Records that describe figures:

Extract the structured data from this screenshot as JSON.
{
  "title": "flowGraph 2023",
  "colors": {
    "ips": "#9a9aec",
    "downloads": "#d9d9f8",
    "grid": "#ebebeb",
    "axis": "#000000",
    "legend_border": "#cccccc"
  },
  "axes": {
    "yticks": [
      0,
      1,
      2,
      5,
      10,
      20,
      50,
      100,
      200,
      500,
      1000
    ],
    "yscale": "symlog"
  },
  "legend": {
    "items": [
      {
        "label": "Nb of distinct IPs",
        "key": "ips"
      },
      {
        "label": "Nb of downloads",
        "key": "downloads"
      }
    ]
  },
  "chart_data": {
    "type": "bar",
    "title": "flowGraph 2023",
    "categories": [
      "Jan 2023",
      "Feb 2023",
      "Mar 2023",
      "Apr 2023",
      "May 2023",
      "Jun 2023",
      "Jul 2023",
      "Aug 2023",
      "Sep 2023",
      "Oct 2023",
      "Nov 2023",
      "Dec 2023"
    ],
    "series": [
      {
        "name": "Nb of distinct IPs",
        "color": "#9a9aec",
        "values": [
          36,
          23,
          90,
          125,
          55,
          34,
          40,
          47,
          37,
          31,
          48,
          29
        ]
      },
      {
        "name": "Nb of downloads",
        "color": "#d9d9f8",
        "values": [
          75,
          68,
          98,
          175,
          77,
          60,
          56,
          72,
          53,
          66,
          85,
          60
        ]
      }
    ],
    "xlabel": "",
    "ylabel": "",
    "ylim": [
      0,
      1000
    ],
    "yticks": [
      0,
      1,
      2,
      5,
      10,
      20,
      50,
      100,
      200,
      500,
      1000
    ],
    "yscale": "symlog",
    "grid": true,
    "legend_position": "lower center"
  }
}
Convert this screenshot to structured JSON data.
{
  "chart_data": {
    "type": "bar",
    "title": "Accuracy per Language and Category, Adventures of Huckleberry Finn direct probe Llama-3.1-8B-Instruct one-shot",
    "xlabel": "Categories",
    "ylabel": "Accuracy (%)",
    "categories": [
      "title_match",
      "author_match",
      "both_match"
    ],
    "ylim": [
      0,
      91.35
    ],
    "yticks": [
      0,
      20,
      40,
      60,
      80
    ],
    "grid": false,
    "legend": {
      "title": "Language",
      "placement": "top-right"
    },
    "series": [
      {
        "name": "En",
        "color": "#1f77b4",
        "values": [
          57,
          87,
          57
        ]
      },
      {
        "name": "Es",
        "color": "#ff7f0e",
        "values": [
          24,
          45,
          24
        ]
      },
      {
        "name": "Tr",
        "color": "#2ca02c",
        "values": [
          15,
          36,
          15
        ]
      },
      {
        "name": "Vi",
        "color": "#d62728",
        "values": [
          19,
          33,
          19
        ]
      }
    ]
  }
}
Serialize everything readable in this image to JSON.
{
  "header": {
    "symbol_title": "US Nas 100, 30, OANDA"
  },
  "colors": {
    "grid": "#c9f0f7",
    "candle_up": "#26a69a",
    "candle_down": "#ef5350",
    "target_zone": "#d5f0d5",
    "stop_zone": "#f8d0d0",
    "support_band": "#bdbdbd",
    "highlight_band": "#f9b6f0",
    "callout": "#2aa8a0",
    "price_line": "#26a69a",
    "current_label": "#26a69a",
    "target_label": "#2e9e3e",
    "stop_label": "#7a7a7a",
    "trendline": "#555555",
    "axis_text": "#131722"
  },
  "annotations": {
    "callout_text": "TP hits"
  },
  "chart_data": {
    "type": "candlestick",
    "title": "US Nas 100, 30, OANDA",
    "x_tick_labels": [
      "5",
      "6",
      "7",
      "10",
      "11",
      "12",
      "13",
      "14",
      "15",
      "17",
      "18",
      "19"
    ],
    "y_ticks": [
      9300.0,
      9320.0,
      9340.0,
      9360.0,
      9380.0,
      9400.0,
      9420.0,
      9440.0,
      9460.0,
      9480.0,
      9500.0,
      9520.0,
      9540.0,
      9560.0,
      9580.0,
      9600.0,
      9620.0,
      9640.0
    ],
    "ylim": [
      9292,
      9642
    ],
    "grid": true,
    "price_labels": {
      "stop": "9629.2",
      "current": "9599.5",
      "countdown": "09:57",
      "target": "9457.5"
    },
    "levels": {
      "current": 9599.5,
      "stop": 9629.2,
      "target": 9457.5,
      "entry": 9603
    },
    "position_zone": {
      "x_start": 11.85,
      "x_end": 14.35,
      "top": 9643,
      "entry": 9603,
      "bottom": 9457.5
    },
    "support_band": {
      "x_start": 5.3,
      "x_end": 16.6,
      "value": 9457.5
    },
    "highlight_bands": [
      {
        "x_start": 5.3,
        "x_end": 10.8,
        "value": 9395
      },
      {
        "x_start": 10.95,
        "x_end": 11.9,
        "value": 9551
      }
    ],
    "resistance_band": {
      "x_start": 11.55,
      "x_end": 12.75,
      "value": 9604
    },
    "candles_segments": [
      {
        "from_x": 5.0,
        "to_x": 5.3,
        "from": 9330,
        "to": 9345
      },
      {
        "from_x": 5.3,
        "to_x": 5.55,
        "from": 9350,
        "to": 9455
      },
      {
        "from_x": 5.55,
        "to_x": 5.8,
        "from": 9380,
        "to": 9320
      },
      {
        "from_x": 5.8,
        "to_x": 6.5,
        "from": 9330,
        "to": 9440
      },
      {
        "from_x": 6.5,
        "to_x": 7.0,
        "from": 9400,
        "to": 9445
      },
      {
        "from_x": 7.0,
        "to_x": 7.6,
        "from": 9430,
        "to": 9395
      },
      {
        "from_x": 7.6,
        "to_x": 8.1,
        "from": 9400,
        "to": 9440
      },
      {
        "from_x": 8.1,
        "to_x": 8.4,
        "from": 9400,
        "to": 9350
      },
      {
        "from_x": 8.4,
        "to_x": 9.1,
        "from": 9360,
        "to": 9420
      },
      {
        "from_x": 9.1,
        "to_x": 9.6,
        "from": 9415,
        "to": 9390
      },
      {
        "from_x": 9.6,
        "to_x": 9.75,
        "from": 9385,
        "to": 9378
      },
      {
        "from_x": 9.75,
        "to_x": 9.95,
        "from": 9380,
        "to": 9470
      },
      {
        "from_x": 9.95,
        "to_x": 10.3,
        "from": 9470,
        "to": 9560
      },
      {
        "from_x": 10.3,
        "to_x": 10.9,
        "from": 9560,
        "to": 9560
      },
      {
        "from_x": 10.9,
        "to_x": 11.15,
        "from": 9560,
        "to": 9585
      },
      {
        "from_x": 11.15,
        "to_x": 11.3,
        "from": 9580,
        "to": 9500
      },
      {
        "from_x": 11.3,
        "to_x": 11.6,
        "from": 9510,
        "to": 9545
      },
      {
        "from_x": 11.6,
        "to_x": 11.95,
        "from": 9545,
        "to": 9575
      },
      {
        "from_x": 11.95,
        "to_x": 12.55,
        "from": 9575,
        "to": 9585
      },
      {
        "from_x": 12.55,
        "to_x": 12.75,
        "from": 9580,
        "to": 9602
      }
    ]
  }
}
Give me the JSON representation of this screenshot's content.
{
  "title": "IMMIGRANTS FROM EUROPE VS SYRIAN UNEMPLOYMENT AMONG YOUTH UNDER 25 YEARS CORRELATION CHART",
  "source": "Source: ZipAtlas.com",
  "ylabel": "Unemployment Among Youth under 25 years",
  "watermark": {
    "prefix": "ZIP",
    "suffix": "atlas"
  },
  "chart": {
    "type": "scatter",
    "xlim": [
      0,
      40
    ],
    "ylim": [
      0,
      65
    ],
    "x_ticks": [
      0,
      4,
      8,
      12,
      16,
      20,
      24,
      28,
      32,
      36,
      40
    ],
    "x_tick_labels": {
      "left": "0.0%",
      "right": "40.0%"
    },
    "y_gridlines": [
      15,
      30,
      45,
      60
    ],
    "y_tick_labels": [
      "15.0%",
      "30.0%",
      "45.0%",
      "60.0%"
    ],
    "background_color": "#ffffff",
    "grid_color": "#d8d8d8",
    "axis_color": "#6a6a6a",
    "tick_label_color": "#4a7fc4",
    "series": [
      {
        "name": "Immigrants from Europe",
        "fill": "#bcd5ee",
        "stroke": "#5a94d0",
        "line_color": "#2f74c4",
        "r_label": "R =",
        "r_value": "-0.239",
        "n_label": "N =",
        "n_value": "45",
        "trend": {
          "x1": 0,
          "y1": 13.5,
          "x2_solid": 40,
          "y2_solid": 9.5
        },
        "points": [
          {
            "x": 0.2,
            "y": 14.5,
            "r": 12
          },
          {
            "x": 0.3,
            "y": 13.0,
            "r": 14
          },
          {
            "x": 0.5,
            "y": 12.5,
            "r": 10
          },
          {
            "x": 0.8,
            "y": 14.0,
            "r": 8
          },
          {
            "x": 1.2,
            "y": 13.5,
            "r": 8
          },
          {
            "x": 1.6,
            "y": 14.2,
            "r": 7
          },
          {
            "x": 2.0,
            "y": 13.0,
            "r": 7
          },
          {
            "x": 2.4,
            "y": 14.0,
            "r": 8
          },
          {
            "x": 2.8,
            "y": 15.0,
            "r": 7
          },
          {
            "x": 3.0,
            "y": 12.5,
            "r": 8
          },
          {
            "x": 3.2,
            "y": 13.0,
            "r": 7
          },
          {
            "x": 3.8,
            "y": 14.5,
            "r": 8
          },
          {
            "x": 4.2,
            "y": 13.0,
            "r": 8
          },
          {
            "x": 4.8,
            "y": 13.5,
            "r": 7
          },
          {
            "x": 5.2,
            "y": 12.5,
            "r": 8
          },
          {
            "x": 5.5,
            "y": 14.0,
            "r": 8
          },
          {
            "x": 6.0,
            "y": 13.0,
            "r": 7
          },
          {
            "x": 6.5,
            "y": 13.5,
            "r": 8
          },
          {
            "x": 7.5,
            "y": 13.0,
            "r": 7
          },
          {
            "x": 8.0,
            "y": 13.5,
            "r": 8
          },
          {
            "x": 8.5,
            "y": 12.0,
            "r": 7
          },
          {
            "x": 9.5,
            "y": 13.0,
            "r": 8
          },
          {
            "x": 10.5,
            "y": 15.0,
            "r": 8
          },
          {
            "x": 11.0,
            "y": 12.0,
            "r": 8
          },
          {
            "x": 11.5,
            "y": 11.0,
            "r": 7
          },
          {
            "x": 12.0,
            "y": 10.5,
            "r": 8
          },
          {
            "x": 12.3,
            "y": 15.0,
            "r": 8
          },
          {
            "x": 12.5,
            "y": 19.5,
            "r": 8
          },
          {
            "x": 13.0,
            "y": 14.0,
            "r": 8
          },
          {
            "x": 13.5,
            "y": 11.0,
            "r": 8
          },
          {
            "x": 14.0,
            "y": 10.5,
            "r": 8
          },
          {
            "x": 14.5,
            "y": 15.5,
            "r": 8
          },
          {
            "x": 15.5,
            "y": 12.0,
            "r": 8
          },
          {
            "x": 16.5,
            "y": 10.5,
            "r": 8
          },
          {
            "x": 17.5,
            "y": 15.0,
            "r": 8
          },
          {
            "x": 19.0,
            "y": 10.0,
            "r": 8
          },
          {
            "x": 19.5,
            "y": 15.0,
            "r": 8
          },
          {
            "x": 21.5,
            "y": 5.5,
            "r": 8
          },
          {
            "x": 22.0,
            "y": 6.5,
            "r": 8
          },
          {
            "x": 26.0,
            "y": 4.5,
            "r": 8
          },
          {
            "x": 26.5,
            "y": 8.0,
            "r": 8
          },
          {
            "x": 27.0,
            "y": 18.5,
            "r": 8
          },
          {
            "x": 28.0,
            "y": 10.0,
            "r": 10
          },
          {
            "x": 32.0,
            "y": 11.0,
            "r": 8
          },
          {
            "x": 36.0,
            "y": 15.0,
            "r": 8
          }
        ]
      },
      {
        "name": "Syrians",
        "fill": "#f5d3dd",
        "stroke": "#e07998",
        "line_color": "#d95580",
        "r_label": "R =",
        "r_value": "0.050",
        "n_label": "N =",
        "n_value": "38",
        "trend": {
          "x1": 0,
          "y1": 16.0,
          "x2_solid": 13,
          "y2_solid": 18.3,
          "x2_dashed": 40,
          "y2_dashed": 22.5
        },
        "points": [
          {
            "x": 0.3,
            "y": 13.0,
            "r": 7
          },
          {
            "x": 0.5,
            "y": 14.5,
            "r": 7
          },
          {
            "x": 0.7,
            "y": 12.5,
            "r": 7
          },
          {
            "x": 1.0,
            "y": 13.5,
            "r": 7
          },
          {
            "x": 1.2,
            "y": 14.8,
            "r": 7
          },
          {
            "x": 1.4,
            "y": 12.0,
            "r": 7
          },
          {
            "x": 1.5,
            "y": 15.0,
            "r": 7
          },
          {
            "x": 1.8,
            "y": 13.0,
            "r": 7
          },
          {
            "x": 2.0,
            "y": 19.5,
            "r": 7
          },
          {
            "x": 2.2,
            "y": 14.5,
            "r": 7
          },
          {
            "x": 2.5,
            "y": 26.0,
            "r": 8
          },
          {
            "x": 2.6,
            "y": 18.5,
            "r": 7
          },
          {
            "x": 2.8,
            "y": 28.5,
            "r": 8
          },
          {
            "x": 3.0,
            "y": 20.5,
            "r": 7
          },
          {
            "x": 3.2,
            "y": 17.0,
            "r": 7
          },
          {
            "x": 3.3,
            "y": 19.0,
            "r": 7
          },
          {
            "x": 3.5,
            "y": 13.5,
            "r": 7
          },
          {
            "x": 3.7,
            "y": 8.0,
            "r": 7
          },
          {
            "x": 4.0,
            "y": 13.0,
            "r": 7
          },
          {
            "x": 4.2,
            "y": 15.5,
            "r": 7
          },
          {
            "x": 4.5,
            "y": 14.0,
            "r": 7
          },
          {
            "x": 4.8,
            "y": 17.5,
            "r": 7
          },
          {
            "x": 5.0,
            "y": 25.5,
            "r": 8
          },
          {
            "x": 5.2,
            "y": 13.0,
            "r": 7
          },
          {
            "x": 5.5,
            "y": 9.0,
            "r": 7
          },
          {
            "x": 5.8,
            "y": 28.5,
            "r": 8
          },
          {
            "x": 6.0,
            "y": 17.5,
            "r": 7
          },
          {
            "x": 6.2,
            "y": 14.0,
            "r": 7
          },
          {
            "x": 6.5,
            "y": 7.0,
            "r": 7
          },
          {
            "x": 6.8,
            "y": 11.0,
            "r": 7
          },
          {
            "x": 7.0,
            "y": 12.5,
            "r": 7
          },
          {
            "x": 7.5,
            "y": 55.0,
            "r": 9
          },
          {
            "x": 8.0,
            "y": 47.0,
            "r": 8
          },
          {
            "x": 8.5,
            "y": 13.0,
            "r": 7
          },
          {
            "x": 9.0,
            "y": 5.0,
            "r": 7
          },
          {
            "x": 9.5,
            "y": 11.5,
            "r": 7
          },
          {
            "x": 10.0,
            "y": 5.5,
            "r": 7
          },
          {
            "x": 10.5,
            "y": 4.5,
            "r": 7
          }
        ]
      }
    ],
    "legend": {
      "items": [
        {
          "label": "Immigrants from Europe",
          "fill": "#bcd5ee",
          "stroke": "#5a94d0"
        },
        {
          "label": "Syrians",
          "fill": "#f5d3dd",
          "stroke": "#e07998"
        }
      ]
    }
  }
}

-- Exercise instructions --
Scan the listing above. Collect all lines with the word "stroke".

-- Reply --
        "stroke": "#5a94d0",
        "stroke": "#e07998",
          "stroke": "#5a94d0"
          "stroke": "#e07998"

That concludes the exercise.